• Short task:
Below, find each line holding "room" and state how many there are, using the number alone.

Some records
## Start

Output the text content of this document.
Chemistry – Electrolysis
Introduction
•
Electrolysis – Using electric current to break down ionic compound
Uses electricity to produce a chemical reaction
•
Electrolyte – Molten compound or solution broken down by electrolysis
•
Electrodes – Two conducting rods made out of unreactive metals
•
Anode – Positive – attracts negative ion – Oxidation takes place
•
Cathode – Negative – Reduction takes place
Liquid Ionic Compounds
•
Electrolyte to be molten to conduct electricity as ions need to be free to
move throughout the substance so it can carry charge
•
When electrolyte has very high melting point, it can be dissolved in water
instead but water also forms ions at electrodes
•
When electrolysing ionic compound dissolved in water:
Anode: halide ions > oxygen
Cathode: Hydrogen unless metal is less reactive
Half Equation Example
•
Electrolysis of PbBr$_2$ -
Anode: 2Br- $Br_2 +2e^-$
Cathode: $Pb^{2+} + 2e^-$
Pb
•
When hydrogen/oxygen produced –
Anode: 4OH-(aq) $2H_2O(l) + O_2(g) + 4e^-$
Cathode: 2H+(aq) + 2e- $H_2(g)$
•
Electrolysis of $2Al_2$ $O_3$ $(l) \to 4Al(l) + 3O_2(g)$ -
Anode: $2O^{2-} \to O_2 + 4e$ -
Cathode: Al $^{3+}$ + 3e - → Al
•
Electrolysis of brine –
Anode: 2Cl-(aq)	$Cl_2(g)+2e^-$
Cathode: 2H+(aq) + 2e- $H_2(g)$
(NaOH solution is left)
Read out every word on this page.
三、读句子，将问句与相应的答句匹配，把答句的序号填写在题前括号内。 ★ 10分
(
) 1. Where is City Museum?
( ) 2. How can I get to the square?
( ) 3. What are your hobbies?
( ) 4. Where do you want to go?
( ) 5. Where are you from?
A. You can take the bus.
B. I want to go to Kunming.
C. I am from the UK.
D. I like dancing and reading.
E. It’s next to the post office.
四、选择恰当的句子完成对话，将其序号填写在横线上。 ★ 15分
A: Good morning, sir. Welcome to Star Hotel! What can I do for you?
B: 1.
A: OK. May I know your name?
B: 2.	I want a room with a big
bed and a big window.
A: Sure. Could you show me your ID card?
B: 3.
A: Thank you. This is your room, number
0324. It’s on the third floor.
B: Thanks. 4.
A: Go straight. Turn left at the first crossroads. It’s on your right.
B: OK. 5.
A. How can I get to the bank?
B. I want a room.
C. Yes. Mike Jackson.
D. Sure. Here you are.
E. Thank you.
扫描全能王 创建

## End

• Problem solution:
3